Pictures don't belong in the copy. Set down the lines from the one containing "What's the underlying" through the last line, exactly as they are.

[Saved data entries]
━━━━

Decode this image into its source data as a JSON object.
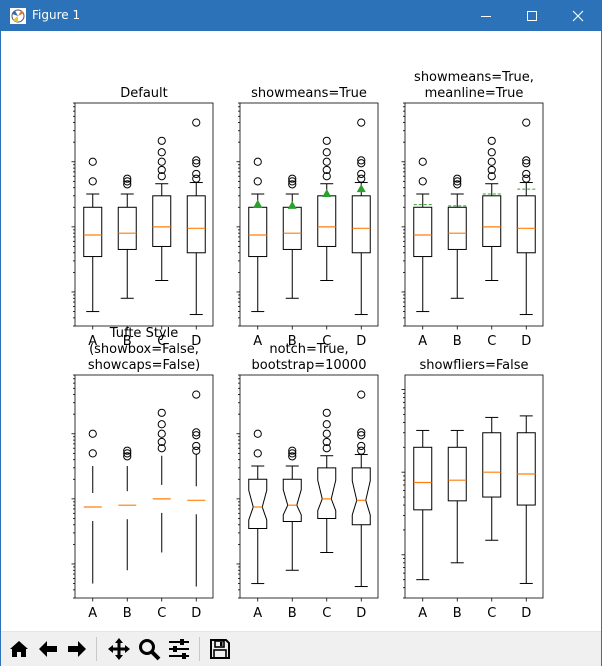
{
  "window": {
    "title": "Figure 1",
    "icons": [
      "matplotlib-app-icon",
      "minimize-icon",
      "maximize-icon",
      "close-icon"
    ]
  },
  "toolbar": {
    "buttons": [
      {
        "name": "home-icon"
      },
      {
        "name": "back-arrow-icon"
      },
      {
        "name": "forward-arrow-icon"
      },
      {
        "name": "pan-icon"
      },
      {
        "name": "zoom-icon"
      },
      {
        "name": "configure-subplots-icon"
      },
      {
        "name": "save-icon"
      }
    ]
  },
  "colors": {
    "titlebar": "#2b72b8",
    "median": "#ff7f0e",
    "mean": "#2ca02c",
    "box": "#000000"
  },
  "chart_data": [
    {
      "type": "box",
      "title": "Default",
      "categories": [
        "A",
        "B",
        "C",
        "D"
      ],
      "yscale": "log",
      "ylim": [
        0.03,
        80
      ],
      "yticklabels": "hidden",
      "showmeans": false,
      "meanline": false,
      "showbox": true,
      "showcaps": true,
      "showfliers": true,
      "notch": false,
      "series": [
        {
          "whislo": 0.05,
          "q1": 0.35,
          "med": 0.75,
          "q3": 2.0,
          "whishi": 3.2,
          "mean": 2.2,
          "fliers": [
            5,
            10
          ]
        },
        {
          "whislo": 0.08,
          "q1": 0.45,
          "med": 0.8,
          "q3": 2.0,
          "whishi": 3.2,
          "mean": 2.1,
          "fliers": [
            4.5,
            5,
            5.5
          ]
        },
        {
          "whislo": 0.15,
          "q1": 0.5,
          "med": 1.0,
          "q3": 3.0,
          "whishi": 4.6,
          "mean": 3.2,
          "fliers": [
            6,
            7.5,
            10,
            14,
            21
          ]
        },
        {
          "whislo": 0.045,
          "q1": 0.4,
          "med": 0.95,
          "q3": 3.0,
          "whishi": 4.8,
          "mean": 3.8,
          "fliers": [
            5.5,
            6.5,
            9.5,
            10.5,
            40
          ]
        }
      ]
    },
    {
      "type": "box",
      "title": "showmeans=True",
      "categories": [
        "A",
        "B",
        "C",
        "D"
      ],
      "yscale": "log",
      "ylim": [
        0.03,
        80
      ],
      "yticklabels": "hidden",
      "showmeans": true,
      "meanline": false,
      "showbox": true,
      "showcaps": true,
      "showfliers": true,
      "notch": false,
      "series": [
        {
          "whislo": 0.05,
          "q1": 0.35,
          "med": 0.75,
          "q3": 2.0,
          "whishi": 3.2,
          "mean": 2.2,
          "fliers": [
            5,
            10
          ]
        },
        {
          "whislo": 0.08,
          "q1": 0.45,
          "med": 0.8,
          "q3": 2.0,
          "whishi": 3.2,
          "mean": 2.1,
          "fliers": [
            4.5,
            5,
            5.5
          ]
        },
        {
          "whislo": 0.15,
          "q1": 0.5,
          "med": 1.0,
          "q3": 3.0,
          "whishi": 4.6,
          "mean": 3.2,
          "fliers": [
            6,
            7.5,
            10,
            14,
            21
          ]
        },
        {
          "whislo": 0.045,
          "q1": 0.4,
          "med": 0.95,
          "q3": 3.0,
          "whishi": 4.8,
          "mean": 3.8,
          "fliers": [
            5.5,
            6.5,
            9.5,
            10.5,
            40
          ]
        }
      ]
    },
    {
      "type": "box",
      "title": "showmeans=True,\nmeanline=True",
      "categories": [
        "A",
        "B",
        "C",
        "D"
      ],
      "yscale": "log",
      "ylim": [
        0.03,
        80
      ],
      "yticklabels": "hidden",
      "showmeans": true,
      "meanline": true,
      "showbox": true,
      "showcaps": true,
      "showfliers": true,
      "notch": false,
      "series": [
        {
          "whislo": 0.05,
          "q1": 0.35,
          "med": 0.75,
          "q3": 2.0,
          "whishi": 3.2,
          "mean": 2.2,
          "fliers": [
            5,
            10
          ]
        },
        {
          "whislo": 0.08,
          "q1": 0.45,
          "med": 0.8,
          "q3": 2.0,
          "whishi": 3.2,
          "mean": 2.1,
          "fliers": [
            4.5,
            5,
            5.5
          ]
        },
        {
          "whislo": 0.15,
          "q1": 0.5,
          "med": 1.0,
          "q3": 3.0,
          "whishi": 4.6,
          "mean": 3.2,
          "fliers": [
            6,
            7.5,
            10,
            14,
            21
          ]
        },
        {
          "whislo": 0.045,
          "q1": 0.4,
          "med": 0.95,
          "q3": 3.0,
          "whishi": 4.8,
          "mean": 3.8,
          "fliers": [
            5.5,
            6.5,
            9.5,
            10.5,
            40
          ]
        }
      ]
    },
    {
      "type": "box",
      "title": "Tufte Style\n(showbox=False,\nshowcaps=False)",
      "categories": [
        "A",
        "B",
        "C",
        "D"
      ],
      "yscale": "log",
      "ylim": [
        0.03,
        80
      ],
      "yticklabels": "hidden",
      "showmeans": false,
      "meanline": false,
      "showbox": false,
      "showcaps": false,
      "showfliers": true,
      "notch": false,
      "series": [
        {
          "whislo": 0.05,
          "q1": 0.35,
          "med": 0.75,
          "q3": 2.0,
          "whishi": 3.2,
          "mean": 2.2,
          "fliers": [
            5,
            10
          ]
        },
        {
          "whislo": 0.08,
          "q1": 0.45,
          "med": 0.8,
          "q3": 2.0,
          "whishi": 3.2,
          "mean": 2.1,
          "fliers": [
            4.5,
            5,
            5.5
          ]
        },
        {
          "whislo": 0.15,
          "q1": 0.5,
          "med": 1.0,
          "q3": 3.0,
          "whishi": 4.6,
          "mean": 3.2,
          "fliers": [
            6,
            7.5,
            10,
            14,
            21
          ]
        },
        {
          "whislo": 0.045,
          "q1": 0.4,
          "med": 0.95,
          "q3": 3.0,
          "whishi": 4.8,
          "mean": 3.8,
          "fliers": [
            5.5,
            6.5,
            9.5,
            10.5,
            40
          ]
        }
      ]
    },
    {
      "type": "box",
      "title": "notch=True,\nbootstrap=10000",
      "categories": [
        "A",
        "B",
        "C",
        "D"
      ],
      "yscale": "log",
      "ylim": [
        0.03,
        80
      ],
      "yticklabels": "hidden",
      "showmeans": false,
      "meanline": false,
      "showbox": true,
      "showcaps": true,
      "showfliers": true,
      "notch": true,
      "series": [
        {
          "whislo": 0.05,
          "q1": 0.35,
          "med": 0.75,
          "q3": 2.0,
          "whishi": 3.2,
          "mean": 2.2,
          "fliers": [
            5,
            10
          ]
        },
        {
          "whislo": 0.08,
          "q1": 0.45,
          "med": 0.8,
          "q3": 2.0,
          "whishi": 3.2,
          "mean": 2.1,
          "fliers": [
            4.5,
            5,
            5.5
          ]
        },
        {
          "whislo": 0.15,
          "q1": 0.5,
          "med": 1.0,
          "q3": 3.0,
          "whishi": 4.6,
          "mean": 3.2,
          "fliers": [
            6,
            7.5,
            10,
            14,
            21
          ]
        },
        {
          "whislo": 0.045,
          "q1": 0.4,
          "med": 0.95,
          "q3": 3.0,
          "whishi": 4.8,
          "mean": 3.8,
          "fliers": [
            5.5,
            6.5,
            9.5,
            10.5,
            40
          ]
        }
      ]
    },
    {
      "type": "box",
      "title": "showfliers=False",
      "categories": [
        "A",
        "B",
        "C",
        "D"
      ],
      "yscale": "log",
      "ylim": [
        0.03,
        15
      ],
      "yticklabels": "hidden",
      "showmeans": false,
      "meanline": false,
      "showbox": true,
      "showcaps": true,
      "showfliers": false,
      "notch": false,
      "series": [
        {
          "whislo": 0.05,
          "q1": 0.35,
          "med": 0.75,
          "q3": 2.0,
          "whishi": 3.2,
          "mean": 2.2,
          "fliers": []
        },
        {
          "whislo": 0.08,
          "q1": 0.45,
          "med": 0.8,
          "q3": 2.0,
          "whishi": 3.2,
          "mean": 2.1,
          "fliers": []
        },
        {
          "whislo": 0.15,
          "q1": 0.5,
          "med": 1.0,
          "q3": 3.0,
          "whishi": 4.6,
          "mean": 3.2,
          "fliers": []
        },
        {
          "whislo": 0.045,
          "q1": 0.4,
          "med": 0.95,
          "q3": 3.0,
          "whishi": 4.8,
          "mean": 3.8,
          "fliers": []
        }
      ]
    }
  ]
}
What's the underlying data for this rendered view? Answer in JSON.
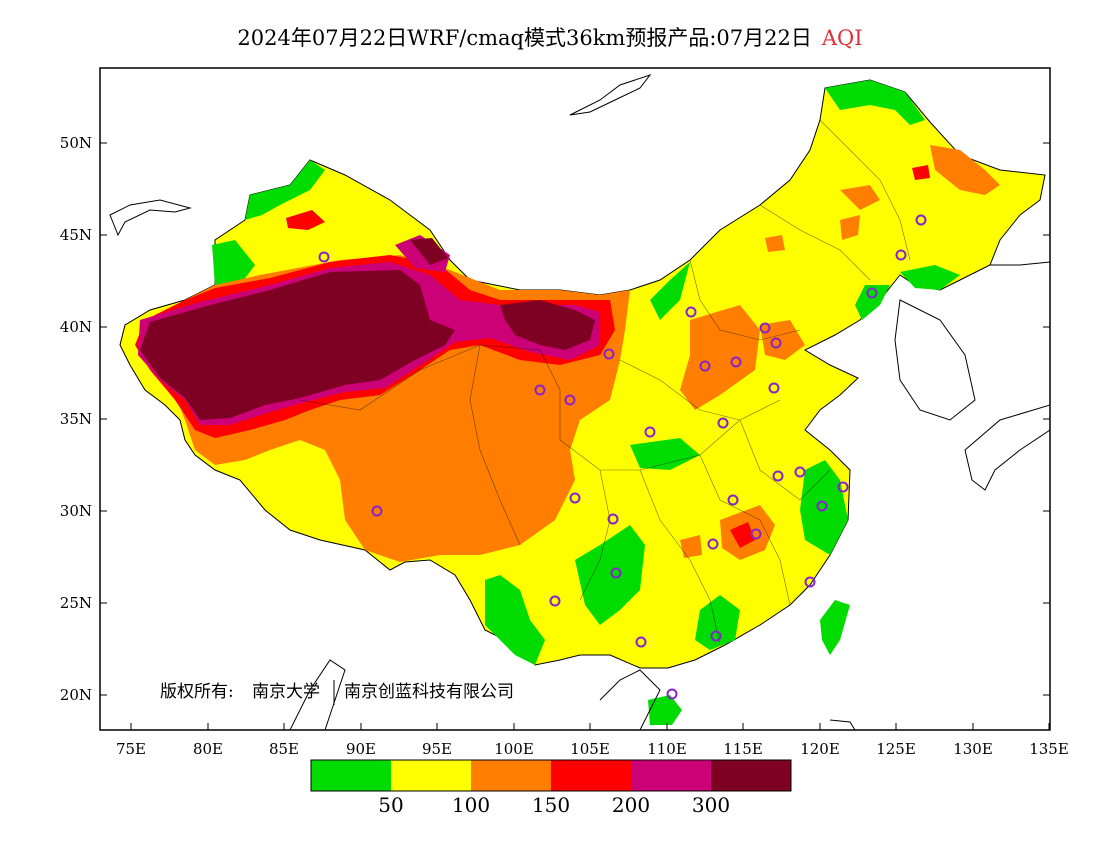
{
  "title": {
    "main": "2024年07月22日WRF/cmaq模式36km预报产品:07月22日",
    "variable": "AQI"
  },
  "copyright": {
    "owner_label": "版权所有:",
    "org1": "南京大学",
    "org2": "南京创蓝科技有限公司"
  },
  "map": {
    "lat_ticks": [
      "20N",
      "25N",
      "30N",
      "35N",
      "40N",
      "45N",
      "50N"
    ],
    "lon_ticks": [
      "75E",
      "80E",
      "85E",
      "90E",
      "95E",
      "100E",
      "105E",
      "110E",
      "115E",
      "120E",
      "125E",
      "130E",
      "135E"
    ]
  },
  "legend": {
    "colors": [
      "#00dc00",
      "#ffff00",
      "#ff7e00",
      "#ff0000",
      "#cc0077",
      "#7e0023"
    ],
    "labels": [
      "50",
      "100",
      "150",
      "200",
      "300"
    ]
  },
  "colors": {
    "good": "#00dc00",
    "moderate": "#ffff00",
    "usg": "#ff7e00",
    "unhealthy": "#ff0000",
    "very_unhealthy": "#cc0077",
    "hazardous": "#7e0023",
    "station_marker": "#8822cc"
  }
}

━━━━

→ **Output of the task**
What's the underlying data for this rendered view? Answer in JSON.
{
  "title": {
    "main": "2024年07月22日WRF/cmaq模式36km预报产品:07月22日",
    "variable": "AQI"
  },
  "copyright": {
    "owner_label": "版权所有:",
    "org1": "南京大学",
    "org2": "南京创蓝科技有限公司"
  },
  "map": {
    "lat_ticks": [
      "20N",
      "25N",
      "30N",
      "35N",
      "40N",
      "45N",
      "50N"
    ],
    "lon_ticks": [
      "75E",
      "80E",
      "85E",
      "90E",
      "95E",
      "100E",
      "105E",
      "110E",
      "115E",
      "120E",
      "125E",
      "130E",
      "135E"
    ]
  },
  "legend": {
    "colors": [
      "#00dc00",
      "#ffff00",
      "#ff7e00",
      "#ff0000",
      "#cc0077",
      "#7e0023"
    ],
    "labels": [
      "50",
      "100",
      "150",
      "200",
      "300"
    ]
  },
  "colors": {
    "good": "#00dc00",
    "moderate": "#ffff00",
    "usg": "#ff7e00",
    "unhealthy": "#ff0000",
    "very_unhealthy": "#cc0077",
    "hazardous": "#7e0023",
    "station_marker": "#8822cc"
  }
}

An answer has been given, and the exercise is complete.